■ Set task:
Carry none of the pictures over; set down the material below exactly.
-- start of Material supplied --
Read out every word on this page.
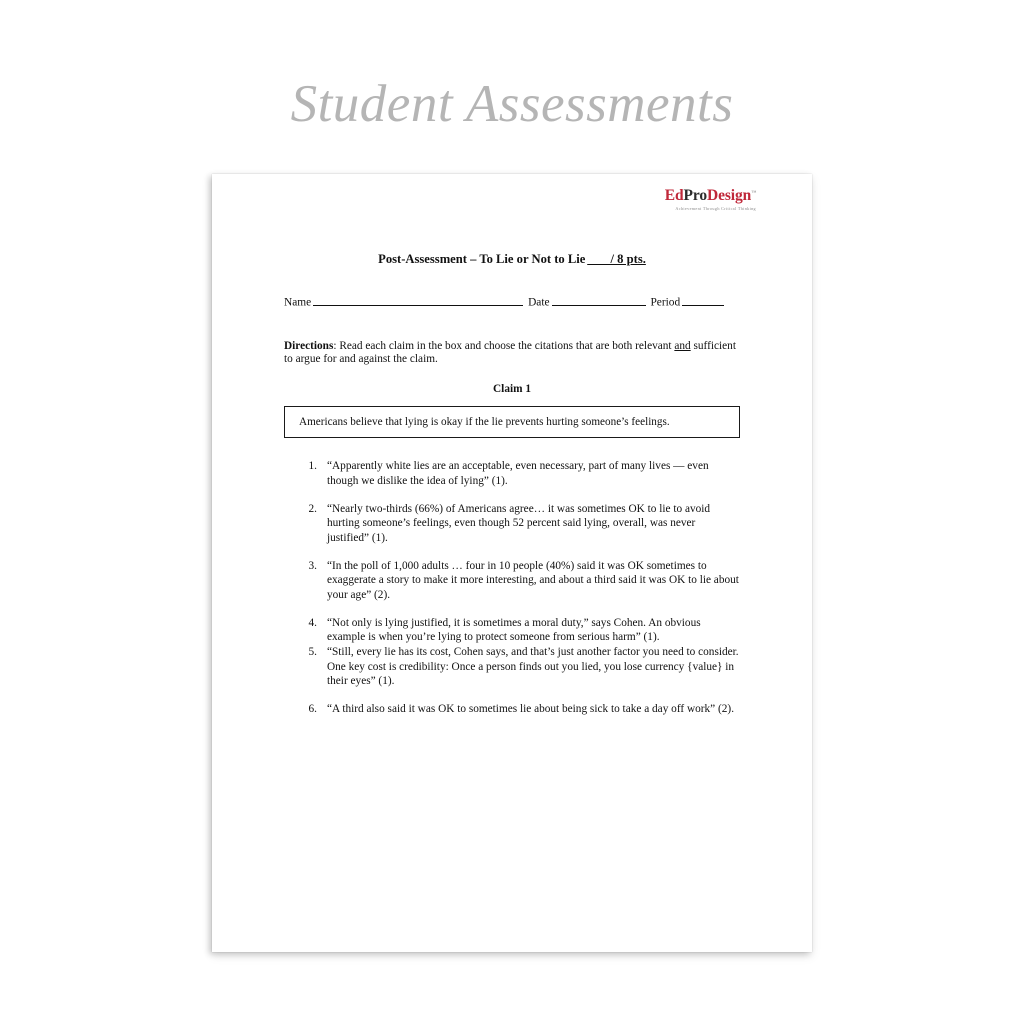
Student Assessments
EdProDesign™
Achievement Through Critical Thinking
Post-Assessment – To Lie or Not to Lie ____/ 8 pts.
Name	Date	Period
Directions: Read each claim in the box and choose the citations that are both relevant and sufficient to argue for and against the claim.
Claim 1
Americans believe that lying is okay if the lie prevents hurting someone’s feelings.
1. “Apparently white lies are an acceptable, even necessary, part of many lives — even though we dislike the idea of lying” (1).
2. “Nearly two-thirds (66%) of Americans agree… it was sometimes OK to lie to avoid hurting someone’s feelings, even though 52 percent said lying, overall, was never justified” (1).
3. “In the poll of 1,000 adults … four in 10 people (40%) said it was OK sometimes to exaggerate a story to make it more interesting, and about a third said it was OK to lie about your age” (2).
4. “Not only is lying justified, it is sometimes a moral duty,” says Cohen. An obvious example is when you’re lying to protect someone from serious harm” (1).
5. “Still, every lie has its cost, Cohen says, and that’s just another factor you need to consider. One key cost is credibility: Once a person finds out you lied, you lose currency {value} in their eyes” (1).
6. “A third also said it was OK to sometimes lie about being sick to take a day off work” (2).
-- end of Material supplied --
■ Task answer:
Read out every word on this page.
Student Assessments
EdProDesign™
Achievement Through Critical Thinking
Post-Assessment – To Lie or Not to Lie ____/ 8 pts.
Name	Date	Period
Directions: Read each claim in the box and choose the citations that are both relevant and sufficient to argue for and against the claim.
Claim 1
Americans believe that lying is okay if the lie prevents hurting someone’s feelings.
1. “Apparently white lies are an acceptable, even necessary, part of many lives — even though we dislike the idea of lying” (1).
2. “Nearly two-thirds (66%) of Americans agree… it was sometimes OK to lie to avoid hurting someone’s feelings, even though 52 percent said lying, overall, was never justified” (1).
3. “In the poll of 1,000 adults … four in 10 people (40%) said it was OK sometimes to exaggerate a story to make it more interesting, and about a third said it was OK to lie about your age” (2).
4. “Not only is lying justified, it is sometimes a moral duty,” says Cohen. An obvious example is when you’re lying to protect someone from serious harm” (1).
5. “Still, every lie has its cost, Cohen says, and that’s just another factor you need to consider. One key cost is credibility: Once a person finds out you lied, you lose currency {value} in their eyes” (1).
6. “A third also said it was OK to sometimes lie about being sick to take a day off work” (2).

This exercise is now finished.